*What you should do:*
Copy out each line containing "color" from the entries below.

┌────────

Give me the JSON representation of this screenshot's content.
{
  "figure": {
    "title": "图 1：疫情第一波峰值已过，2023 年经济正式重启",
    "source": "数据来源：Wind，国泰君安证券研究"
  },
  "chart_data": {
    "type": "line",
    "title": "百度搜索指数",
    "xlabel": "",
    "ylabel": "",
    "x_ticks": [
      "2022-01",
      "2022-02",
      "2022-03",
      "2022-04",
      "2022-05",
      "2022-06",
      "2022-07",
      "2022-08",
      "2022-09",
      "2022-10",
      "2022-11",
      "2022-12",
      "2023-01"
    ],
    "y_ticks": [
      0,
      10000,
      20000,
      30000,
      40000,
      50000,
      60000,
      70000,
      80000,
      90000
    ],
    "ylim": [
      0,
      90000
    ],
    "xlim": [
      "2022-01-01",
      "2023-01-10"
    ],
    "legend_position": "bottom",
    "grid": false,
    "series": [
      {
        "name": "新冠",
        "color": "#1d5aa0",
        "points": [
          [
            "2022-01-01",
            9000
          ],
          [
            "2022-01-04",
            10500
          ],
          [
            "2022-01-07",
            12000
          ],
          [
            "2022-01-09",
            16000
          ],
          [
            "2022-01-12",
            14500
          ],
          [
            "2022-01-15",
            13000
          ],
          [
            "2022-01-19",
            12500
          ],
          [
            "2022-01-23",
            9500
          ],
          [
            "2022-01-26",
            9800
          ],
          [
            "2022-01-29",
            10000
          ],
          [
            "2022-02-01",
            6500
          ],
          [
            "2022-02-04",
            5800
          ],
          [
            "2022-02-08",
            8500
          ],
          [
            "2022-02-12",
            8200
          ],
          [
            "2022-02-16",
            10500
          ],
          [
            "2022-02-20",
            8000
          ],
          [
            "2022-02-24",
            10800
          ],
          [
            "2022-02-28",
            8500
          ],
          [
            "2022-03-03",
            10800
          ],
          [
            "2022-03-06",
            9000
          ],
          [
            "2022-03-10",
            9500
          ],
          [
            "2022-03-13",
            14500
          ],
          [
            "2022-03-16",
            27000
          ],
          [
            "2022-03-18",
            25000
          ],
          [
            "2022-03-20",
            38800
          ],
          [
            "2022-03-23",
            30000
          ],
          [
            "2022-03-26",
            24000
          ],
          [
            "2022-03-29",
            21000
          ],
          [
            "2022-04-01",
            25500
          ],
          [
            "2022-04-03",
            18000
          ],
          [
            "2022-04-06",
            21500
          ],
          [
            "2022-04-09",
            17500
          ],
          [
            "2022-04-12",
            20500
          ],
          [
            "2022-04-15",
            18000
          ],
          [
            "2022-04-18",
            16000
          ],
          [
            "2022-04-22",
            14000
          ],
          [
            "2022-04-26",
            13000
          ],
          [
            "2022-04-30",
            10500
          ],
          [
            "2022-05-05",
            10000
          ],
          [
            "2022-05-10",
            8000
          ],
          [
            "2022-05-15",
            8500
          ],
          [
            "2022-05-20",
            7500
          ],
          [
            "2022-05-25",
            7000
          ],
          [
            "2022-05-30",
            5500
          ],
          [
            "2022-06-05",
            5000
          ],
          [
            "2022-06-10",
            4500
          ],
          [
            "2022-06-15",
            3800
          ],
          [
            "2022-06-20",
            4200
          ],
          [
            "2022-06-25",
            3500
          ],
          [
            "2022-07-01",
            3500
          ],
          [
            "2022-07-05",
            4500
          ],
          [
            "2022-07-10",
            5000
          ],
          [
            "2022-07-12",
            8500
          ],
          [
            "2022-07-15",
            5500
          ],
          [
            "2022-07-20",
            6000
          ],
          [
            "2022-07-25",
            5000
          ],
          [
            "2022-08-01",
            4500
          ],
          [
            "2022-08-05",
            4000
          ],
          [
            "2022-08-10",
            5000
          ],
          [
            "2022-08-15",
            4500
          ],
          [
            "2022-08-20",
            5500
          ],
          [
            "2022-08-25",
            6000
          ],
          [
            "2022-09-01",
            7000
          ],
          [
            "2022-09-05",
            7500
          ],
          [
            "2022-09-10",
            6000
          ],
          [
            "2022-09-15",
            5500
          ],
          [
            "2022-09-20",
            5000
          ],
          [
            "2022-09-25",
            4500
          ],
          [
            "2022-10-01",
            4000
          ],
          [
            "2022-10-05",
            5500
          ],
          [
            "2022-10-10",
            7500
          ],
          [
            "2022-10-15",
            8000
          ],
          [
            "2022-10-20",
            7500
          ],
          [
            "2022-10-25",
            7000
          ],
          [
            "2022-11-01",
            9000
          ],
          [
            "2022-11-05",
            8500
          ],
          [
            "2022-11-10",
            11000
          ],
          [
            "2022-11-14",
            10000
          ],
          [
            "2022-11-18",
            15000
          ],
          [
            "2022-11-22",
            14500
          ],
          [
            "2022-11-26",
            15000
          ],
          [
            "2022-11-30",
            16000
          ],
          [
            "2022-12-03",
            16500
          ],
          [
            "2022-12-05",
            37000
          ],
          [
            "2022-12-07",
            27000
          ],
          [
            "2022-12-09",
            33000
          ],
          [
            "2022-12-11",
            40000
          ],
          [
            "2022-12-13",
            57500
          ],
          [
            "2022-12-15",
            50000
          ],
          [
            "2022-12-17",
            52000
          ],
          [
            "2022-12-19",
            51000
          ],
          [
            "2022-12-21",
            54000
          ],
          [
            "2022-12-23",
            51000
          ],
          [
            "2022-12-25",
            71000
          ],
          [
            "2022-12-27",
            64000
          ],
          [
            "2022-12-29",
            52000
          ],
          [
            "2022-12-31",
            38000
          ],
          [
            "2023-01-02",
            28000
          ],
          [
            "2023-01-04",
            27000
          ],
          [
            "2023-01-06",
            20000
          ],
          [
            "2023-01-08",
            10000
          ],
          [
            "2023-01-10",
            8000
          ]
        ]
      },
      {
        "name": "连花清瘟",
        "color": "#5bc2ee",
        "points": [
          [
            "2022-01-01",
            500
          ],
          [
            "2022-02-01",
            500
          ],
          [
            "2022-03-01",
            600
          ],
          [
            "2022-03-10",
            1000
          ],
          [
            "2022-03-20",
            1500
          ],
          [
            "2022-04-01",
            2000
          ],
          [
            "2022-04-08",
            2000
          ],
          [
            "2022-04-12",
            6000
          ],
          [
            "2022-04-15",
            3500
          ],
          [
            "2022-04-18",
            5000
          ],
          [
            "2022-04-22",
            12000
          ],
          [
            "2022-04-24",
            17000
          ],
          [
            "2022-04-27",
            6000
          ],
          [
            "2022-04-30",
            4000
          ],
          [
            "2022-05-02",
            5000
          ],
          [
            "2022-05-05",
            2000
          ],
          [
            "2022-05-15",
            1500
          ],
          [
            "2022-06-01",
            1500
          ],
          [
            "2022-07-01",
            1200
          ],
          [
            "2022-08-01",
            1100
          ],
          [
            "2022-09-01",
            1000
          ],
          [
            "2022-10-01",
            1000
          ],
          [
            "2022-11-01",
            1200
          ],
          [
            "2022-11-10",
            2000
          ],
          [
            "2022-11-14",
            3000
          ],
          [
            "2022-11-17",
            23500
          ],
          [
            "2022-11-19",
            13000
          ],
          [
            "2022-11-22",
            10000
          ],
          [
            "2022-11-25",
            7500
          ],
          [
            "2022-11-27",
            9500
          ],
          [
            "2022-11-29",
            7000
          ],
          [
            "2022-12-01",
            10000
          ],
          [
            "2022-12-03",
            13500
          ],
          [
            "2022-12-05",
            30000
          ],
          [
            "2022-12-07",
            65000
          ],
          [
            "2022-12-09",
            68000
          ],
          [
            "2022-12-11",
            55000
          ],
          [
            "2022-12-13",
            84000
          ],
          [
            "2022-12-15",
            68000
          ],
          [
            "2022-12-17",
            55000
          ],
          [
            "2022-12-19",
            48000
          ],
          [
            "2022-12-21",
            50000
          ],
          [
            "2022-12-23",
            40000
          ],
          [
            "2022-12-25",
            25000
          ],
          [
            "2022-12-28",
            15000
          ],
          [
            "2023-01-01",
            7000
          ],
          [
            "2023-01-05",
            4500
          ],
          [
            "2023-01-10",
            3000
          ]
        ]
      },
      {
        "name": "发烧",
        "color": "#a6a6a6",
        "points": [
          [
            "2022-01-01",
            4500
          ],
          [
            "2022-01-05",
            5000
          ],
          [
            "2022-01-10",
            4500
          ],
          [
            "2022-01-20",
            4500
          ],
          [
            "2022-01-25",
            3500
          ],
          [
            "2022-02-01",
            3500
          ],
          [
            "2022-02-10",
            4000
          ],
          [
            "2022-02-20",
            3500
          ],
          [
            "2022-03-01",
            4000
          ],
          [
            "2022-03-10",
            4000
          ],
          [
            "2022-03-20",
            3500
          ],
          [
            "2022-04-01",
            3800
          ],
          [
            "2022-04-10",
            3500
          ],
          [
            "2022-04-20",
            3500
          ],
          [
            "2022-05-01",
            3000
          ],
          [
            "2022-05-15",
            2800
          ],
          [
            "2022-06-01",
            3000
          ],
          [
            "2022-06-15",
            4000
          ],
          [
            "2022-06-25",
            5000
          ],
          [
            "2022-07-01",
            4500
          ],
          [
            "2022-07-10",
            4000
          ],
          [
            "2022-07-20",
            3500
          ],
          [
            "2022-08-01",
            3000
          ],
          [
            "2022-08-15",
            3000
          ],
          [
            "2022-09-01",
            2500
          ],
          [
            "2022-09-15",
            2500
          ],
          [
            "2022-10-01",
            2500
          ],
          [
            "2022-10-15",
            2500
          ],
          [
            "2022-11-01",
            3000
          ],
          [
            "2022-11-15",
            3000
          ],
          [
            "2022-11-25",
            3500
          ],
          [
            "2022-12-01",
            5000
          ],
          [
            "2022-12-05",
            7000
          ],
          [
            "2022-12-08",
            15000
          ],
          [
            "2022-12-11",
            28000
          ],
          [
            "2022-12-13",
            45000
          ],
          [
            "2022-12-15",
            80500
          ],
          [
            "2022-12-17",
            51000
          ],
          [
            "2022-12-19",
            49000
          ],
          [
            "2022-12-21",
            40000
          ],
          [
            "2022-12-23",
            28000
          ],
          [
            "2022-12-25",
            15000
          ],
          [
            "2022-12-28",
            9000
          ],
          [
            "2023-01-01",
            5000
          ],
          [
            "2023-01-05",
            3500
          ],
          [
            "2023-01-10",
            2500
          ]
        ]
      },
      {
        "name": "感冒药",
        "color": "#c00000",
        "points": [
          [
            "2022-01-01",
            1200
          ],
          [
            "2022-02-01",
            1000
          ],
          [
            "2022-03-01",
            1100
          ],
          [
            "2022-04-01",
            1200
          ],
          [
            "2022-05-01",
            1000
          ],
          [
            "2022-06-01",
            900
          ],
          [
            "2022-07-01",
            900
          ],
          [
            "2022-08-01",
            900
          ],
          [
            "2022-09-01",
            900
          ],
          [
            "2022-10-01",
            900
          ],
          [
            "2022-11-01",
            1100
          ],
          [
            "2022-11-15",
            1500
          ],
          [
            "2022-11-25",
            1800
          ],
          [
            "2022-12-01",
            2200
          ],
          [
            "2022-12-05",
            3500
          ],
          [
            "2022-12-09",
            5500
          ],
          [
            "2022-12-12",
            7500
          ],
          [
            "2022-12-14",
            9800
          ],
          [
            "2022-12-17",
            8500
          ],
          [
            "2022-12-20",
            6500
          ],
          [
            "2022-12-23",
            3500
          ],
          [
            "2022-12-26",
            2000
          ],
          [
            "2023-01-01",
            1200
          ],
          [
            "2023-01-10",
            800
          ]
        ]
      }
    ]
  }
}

└────────

*Written solution:*
        "color": "#1d5aa0",
        "color": "#5bc2ee",
        "color": "#a6a6a6",
        "color": "#c00000",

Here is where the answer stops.